Task to carry out:
Collect all lines containing the word "color" from the data.

Exercise inputs:
****************************************

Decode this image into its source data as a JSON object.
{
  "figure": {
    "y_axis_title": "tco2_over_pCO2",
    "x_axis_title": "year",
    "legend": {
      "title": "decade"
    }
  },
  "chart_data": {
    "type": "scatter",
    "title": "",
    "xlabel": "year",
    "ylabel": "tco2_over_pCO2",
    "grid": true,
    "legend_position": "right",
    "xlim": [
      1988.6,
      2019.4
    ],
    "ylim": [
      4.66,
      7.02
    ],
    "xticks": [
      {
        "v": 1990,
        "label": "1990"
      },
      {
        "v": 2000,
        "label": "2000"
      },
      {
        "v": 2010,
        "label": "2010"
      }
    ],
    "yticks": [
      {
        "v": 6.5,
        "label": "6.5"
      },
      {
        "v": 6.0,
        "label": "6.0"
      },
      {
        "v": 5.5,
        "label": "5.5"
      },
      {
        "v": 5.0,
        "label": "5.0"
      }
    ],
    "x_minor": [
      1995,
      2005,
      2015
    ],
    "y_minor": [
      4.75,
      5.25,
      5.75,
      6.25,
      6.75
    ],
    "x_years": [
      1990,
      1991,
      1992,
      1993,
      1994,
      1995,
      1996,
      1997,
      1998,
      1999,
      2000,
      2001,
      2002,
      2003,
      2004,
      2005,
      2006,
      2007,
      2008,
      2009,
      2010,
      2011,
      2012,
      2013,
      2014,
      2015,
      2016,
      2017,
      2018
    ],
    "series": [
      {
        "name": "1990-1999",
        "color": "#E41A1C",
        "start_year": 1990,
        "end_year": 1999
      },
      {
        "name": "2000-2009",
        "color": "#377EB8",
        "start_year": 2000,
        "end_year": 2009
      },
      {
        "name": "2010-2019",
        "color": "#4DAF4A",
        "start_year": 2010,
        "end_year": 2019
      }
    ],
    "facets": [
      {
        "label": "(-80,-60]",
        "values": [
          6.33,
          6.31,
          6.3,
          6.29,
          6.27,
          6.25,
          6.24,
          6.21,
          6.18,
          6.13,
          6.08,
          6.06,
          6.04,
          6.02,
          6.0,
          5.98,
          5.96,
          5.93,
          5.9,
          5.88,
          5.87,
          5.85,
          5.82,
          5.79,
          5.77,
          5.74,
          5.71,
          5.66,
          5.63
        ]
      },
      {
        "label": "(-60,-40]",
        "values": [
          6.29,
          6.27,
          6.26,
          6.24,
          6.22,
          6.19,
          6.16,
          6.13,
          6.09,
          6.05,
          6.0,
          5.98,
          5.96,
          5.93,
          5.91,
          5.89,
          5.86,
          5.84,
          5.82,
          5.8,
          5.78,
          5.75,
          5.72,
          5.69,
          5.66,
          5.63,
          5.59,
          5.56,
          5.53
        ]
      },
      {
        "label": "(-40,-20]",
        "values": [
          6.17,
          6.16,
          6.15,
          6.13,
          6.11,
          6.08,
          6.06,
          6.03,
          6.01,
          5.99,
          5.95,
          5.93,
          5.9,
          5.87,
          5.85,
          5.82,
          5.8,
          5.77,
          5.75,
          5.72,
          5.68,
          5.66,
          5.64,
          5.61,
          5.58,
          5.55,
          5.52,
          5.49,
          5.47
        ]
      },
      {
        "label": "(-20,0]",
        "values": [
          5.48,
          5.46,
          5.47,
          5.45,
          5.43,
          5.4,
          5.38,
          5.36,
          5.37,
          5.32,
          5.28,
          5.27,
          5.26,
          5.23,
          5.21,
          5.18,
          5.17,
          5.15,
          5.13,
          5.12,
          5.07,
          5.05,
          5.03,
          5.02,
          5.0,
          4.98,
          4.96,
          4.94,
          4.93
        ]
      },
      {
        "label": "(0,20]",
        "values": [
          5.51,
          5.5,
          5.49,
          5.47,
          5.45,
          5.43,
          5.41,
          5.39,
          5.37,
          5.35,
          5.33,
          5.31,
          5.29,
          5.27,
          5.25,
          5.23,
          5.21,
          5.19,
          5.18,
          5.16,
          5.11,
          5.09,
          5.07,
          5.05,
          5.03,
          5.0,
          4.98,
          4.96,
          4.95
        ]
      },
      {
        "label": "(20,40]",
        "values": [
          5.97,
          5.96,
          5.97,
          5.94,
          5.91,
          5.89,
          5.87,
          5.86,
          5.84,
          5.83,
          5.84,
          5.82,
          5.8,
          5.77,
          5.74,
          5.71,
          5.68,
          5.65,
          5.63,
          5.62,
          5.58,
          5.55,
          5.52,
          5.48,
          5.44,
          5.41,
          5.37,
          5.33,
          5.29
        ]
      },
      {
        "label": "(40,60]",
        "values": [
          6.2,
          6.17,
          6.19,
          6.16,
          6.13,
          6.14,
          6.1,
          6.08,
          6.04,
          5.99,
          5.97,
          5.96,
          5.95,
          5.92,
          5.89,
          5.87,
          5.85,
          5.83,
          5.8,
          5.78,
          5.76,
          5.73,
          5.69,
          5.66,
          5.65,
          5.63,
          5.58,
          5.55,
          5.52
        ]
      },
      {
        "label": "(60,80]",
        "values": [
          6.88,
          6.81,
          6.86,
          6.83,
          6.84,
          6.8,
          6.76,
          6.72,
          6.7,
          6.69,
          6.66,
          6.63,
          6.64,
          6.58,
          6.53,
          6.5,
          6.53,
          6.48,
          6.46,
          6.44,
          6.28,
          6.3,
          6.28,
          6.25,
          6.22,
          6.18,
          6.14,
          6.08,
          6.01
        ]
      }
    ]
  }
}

****************************************

Task result:
        "color": "#E41A1C",
        "color": "#377EB8",
        "color": "#4DAF4A",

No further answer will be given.